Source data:
——

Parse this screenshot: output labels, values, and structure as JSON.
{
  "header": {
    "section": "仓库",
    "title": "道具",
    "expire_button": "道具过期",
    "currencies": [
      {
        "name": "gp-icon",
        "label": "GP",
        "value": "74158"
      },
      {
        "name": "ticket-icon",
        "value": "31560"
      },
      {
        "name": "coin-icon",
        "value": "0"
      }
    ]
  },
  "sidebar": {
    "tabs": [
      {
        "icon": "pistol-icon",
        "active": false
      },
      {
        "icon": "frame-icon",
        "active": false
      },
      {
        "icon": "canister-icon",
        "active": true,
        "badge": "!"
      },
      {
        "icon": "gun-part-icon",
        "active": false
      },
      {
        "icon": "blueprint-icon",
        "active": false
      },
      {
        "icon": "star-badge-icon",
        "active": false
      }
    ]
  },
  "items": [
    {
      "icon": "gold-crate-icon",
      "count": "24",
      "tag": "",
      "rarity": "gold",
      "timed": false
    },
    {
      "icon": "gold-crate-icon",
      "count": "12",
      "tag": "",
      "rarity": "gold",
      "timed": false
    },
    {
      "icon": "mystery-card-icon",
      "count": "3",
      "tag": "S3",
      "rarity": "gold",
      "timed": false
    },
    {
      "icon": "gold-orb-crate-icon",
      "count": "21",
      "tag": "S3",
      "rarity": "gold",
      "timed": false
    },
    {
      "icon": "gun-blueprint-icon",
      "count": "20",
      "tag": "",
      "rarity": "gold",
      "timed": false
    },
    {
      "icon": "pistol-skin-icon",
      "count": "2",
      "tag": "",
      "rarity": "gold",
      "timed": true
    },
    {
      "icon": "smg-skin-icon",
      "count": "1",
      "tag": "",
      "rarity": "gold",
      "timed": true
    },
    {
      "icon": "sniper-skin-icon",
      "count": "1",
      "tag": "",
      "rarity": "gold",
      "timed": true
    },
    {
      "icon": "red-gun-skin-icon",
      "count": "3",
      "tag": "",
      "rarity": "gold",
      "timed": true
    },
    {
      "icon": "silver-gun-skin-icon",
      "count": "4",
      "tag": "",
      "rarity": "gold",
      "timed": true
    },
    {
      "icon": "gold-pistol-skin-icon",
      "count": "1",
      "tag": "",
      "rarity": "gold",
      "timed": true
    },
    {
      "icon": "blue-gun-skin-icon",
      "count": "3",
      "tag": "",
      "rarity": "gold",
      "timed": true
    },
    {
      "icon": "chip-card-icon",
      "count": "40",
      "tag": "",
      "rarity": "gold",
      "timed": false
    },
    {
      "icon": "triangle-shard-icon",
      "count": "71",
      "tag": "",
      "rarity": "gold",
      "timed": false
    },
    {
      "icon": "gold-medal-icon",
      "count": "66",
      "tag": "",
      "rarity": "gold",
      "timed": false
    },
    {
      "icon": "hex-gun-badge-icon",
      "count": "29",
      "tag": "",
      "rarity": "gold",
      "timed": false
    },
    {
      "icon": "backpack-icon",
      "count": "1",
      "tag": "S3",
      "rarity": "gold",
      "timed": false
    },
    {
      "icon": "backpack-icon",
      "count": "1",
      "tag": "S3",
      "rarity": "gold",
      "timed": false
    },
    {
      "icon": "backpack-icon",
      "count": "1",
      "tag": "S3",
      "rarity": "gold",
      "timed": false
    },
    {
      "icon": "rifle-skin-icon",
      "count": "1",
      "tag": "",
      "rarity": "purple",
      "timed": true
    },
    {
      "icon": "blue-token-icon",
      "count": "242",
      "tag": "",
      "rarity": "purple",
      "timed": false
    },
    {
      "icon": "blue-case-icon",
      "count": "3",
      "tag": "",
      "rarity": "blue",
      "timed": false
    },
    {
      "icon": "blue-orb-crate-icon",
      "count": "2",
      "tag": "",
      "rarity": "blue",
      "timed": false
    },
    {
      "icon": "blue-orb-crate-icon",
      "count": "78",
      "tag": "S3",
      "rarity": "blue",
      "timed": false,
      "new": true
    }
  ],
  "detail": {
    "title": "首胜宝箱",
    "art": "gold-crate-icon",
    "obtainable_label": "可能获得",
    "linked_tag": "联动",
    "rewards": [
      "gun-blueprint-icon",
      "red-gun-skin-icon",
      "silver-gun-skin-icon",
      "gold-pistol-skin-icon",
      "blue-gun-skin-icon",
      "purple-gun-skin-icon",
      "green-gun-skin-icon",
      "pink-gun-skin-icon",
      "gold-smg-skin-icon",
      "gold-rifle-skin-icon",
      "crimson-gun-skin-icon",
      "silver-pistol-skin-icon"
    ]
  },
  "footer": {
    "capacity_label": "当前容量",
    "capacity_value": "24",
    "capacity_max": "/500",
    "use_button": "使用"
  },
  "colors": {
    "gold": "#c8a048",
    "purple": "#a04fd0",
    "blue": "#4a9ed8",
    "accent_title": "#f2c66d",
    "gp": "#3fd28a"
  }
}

——

# SHORT TASK:
Retype the material above, line by line, exactly.

# EXERCISE RESULT:
Parse this screenshot: output labels, values, and structure as JSON.
{
  "header": {
    "section": "仓库",
    "title": "道具",
    "expire_button": "道具过期",
    "currencies": [
      {
        "name": "gp-icon",
        "label": "GP",
        "value": "74158"
      },
      {
        "name": "ticket-icon",
        "value": "31560"
      },
      {
        "name": "coin-icon",
        "value": "0"
      }
    ]
  },
  "sidebar": {
    "tabs": [
      {
        "icon": "pistol-icon",
        "active": false
      },
      {
        "icon": "frame-icon",
        "active": false
      },
      {
        "icon": "canister-icon",
        "active": true,
        "badge": "!"
      },
      {
        "icon": "gun-part-icon",
        "active": false
      },
      {
        "icon": "blueprint-icon",
        "active": false
      },
      {
        "icon": "star-badge-icon",
        "active": false
      }
    ]
  },
  "items": [
    {
      "icon": "gold-crate-icon",
      "count": "24",
      "tag": "",
      "rarity": "gold",
      "timed": false
    },
    {
      "icon": "gold-crate-icon",
      "count": "12",
      "tag": "",
      "rarity": "gold",
      "timed": false
    },
    {
      "icon": "mystery-card-icon",
      "count": "3",
      "tag": "S3",
      "rarity": "gold",
      "timed": false
    },
    {
      "icon": "gold-orb-crate-icon",
      "count": "21",
      "tag": "S3",
      "rarity": "gold",
      "timed": false
    },
    {
      "icon": "gun-blueprint-icon",
      "count": "20",
      "tag": "",
      "rarity": "gold",
      "timed": false
    },
    {
      "icon": "pistol-skin-icon",
      "count": "2",
      "tag": "",
      "rarity": "gold",
      "timed": true
    },
    {
      "icon": "smg-skin-icon",
      "count": "1",
      "tag": "",
      "rarity": "gold",
      "timed": true
    },
    {
      "icon": "sniper-skin-icon",
      "count": "1",
      "tag": "",
      "rarity": "gold",
      "timed": true
    },
    {
      "icon": "red-gun-skin-icon",
      "count": "3",
      "tag": "",
      "rarity": "gold",
      "timed": true
    },
    {
      "icon": "silver-gun-skin-icon",
      "count": "4",
      "tag": "",
      "rarity": "gold",
      "timed": true
    },
    {
      "icon": "gold-pistol-skin-icon",
      "count": "1",
      "tag": "",
      "rarity": "gold",
      "timed": true
    },
    {
      "icon": "blue-gun-skin-icon",
      "count": "3",
      "tag": "",
      "rarity": "gold",
      "timed": true
    },
    {
      "icon": "chip-card-icon",
      "count": "40",
      "tag": "",
      "rarity": "gold",
      "timed": false
    },
    {
      "icon": "triangle-shard-icon",
      "count": "71",
      "tag": "",
      "rarity": "gold",
      "timed": false
    },
    {
      "icon": "gold-medal-icon",
      "count": "66",
      "tag": "",
      "rarity": "gold",
      "timed": false
    },
    {
      "icon": "hex-gun-badge-icon",
      "count": "29",
      "tag": "",
      "rarity": "gold",
      "timed": false
    },
    {
      "icon": "backpack-icon",
      "count": "1",
      "tag": "S3",
      "rarity": "gold",
      "timed": false
    },
    {
      "icon": "backpack-icon",
      "count": "1",
      "tag": "S3",
      "rarity": "gold",
      "timed": false
    },
    {
      "icon": "backpack-icon",
      "count": "1",
      "tag": "S3",
      "rarity": "gold",
      "timed": false
    },
    {
      "icon": "rifle-skin-icon",
      "count": "1",
      "tag": "",
      "rarity": "purple",
      "timed": true
    },
    {
      "icon": "blue-token-icon",
      "count": "242",
      "tag": "",
      "rarity": "purple",
      "timed": false
    },
    {
      "icon": "blue-case-icon",
      "count": "3",
      "tag": "",
      "rarity": "blue",
      "timed": false
    },
    {
      "icon": "blue-orb-crate-icon",
      "count": "2",
      "tag": "",
      "rarity": "blue",
      "timed": false
    },
    {
      "icon": "blue-orb-crate-icon",
      "count": "78",
      "tag": "S3",
      "rarity": "blue",
      "timed": false,
      "new": true
    }
  ],
  "detail": {
    "title": "首胜宝箱",
    "art": "gold-crate-icon",
    "obtainable_label": "可能获得",
    "linked_tag": "联动",
    "rewards": [
      "gun-blueprint-icon",
      "red-gun-skin-icon",
      "silver-gun-skin-icon",
      "gold-pistol-skin-icon",
      "blue-gun-skin-icon",
      "purple-gun-skin-icon",
      "green-gun-skin-icon",
      "pink-gun-skin-icon",
      "gold-smg-skin-icon",
      "gold-rifle-skin-icon",
      "crimson-gun-skin-icon",
      "silver-pistol-skin-icon"
    ]
  },
  "footer": {
    "capacity_label": "当前容量",
    "capacity_value": "24",
    "capacity_max": "/500",
    "use_button": "使用"
  },
  "colors": {
    "gold": "#c8a048",
    "purple": "#a04fd0",
    "blue": "#4a9ed8",
    "accent_title": "#f2c66d",
    "gp": "#3fd28a"
  }
}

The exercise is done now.